What you need to do:
Pictures do not belong in the copy; quote every entry below exactly.

Data in this exercise:
++++++++++++++++++++

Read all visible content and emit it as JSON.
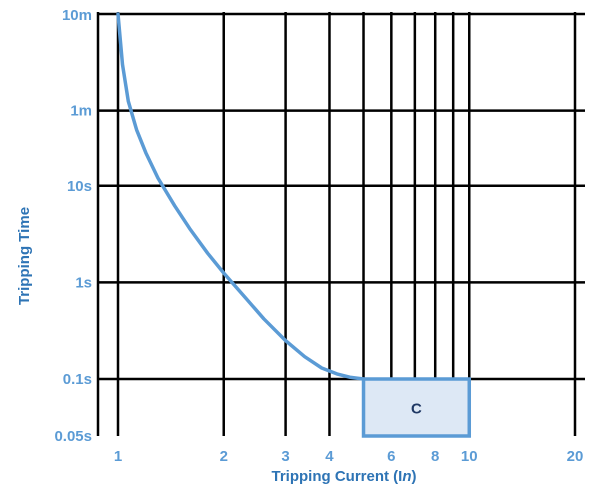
{
  "chart_data": {
    "type": "line",
    "xlabel": "Tripping Current (In)",
    "xlabel_parts": [
      "Tripping Current (I",
      "n",
      ")"
    ],
    "ylabel": "Tripping Time",
    "x_scale": "log",
    "y_scale": "log",
    "xlim": [
      0.9,
      20
    ],
    "ylim": [
      0.05,
      600
    ],
    "grid": true,
    "x_ticks": [
      {
        "value": 1,
        "label": "1"
      },
      {
        "value": 2,
        "label": "2"
      },
      {
        "value": 3,
        "label": "3"
      },
      {
        "value": 4,
        "label": "4"
      },
      {
        "value": 6,
        "label": "6"
      },
      {
        "value": 8,
        "label": "8"
      },
      {
        "value": 10,
        "label": "10"
      },
      {
        "value": 20,
        "label": "20"
      }
    ],
    "x_gridlines": [
      1,
      2,
      3,
      4,
      5,
      6,
      7,
      8,
      9,
      10,
      20
    ],
    "y_ticks": [
      {
        "value": 600,
        "label": "10m"
      },
      {
        "value": 60,
        "label": "1m"
      },
      {
        "value": 10,
        "label": "10s"
      },
      {
        "value": 1,
        "label": "1s"
      },
      {
        "value": 0.1,
        "label": "0.1s"
      },
      {
        "value": 0.05,
        "label": "0.05s"
      }
    ],
    "series": [
      {
        "type": "line",
        "x": [
          1.0,
          1.03,
          1.07,
          1.13,
          1.2,
          1.3,
          1.45,
          1.6,
          1.8,
          2.0,
          2.3,
          2.6,
          3.0,
          3.4,
          3.8,
          4.2,
          4.6,
          5.0
        ],
        "y": [
          600,
          180,
          75,
          38,
          22,
          12,
          6.2,
          3.6,
          2.0,
          1.25,
          0.7,
          0.42,
          0.25,
          0.17,
          0.13,
          0.113,
          0.104,
          0.1
        ]
      }
    ],
    "regions": [
      {
        "label": "C",
        "x_range": [
          5,
          10
        ],
        "y_range": [
          0.05,
          0.1
        ]
      }
    ],
    "colors": {
      "curve": "#5b9bd5",
      "region_fill": "#dde8f5",
      "region_stroke": "#5b9bd5",
      "tick_labels": "#5b9bd5",
      "axis_titles": "#2e74b5",
      "region_label": "#1f3864",
      "grid": "#000000"
    }
  }
}
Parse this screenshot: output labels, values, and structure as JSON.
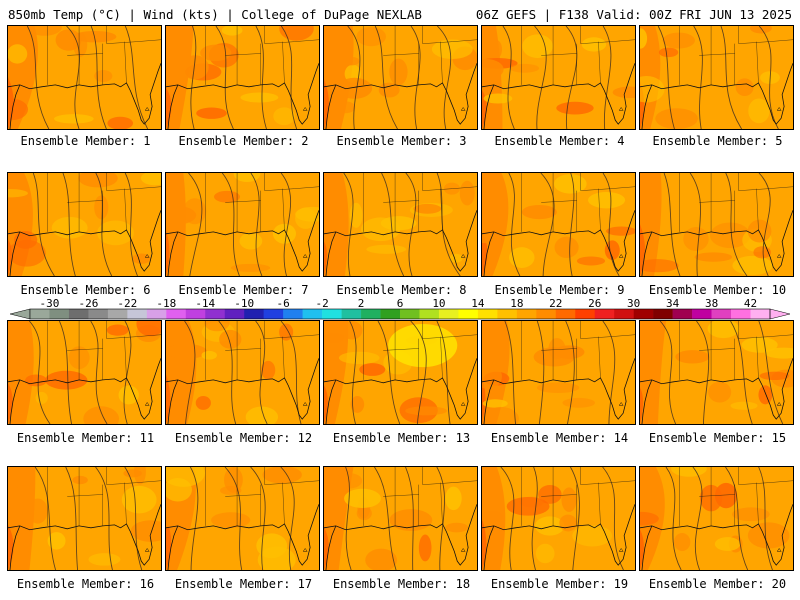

++++++++++++++++++++

Answer to this problem:
Read all visible content and emit it as JSON.
{
  "chart_data": {
    "type": "line",
    "xlabel": "Tripping Current (In)",
    "xlabel_parts": [
      "Tripping Current (I",
      "n",
      ")"
    ],
    "ylabel": "Tripping Time",
    "x_scale": "log",
    "y_scale": "log",
    "xlim": [
      0.9,
      20
    ],
    "ylim": [
      0.05,
      600
    ],
    "grid": true,
    "x_ticks": [
      {
        "value": 1,
        "label": "1"
      },
      {
        "value": 2,
        "label": "2"
      },
      {
        "value": 3,
        "label": "3"
      },
      {
        "value": 4,
        "label": "4"
      },
      {
        "value": 6,
        "label": "6"
      },
      {
        "value": 8,
        "label": "8"
      },
      {
        "value": 10,
        "label": "10"
      },
      {
        "value": 20,
        "label": "20"
      }
    ],
    "x_gridlines": [
      1,
      2,
      3,
      4,
      5,
      6,
      7,
      8,
      9,
      10,
      20
    ],
    "y_ticks": [
      {
        "value": 600,
        "label": "10m"
      },
      {
        "value": 60,
        "label": "1m"
      },
      {
        "value": 10,
        "label": "10s"
      },
      {
        "value": 1,
        "label": "1s"
      },
      {
        "value": 0.1,
        "label": "0.1s"
      },
      {
        "value": 0.05,
        "label": "0.05s"
      }
    ],
    "series": [
      {
        "type": "line",
        "x": [
          1.0,
          1.03,
          1.07,
          1.13,
          1.2,
          1.3,
          1.45,
          1.6,
          1.8,
          2.0,
          2.3,
          2.6,
          3.0,
          3.4,
          3.8,
          4.2,
          4.6,
          5.0
        ],
        "y": [
          600,
          180,
          75,
          38,
          22,
          12,
          6.2,
          3.6,
          2.0,
          1.25,
          0.7,
          0.42,
          0.25,
          0.17,
          0.13,
          0.113,
          0.104,
          0.1
        ]
      }
    ],
    "regions": [
      {
        "label": "C",
        "x_range": [
          5,
          10
        ],
        "y_range": [
          0.05,
          0.1
        ]
      }
    ],
    "colors": {
      "curve": "#5b9bd5",
      "region_fill": "#dde8f5",
      "region_stroke": "#5b9bd5",
      "tick_labels": "#5b9bd5",
      "axis_titles": "#2e74b5",
      "region_label": "#1f3864",
      "grid": "#000000"
    }
  }
}
Parse this screenshot: output labels, values, and structure as JSON.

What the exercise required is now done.